_Supplied data_.
# # #
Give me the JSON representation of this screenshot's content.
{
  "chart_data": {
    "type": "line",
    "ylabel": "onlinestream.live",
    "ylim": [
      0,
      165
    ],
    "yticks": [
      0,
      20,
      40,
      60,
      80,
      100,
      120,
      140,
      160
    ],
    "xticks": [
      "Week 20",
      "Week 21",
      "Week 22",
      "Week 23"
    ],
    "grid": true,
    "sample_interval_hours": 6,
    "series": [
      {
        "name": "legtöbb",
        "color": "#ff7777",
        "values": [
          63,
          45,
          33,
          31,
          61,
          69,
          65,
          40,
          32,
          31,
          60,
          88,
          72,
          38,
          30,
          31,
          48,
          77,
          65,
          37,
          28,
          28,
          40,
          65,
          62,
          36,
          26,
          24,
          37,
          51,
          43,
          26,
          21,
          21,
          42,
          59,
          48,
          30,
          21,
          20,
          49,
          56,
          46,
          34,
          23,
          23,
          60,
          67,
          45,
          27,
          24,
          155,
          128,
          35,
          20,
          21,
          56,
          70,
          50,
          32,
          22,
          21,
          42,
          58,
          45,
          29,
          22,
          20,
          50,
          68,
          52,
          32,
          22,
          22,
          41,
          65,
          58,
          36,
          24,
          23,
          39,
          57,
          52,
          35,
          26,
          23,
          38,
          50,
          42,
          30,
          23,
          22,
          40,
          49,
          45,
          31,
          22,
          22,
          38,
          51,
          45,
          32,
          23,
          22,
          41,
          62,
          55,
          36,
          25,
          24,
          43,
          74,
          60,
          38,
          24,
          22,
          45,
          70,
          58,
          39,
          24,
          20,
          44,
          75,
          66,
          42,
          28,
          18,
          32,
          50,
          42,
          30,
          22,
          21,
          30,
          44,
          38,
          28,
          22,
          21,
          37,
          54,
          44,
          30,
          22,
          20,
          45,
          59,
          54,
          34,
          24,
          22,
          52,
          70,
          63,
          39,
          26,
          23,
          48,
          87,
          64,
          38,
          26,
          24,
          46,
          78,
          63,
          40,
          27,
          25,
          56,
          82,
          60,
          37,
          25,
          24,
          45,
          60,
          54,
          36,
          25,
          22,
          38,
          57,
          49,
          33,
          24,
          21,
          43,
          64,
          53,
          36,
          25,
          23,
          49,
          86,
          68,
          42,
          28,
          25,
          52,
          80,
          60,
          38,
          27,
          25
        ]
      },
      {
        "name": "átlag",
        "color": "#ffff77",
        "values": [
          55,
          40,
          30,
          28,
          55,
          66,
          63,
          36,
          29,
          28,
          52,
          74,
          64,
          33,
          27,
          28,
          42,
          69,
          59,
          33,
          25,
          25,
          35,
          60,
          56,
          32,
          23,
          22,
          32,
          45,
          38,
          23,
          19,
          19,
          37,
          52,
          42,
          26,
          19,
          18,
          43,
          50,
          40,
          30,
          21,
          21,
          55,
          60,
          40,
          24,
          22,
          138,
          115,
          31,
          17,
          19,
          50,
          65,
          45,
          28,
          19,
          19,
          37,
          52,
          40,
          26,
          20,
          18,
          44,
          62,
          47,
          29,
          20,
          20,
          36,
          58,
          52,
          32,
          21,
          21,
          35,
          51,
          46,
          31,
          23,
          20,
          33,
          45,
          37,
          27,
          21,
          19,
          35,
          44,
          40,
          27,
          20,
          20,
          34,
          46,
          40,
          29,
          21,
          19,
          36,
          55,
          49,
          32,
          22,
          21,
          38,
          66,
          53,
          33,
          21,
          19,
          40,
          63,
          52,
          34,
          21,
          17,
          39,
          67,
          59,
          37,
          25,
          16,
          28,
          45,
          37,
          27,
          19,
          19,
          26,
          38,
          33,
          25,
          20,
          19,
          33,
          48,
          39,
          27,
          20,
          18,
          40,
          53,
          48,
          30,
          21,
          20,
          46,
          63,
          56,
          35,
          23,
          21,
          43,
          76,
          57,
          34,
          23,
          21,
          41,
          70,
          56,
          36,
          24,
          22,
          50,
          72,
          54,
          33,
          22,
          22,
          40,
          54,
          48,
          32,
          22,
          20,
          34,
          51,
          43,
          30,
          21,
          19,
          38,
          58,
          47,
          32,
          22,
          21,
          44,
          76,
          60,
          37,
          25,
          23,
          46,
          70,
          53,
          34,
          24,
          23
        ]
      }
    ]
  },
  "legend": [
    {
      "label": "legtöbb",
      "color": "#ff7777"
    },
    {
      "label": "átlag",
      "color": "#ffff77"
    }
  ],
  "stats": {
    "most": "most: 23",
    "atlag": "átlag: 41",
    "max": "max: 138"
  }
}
# # #
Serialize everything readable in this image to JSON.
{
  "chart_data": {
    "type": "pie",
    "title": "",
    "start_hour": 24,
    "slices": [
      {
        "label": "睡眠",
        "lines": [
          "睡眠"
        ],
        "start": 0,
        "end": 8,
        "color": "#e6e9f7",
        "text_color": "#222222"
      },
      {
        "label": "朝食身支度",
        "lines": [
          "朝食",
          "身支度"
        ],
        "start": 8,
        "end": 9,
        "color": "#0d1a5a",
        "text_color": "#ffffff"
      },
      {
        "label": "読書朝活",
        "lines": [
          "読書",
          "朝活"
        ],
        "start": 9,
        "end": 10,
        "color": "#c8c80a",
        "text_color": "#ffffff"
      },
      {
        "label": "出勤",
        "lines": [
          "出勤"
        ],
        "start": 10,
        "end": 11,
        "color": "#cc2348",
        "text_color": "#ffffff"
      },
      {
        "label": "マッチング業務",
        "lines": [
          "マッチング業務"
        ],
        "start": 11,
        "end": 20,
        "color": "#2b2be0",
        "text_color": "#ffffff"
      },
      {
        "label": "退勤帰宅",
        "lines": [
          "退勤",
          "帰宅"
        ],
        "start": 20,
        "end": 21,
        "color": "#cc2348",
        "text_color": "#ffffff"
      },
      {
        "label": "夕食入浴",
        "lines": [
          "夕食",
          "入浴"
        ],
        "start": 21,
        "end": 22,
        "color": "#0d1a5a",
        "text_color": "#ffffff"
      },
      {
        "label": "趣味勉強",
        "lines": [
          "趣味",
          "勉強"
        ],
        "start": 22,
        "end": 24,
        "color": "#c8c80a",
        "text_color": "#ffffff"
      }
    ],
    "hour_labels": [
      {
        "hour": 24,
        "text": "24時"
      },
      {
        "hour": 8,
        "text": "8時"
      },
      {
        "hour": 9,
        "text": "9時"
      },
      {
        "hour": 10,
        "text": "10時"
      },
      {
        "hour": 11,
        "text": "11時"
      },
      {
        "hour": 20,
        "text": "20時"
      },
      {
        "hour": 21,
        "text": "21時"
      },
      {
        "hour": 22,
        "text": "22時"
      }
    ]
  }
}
# # #
_Your goal_. List the lines of the entries that include "JSON".

_Exercise solution_.
Give me the JSON representation of this screenshot's content.
Serialize everything readable in this image to JSON.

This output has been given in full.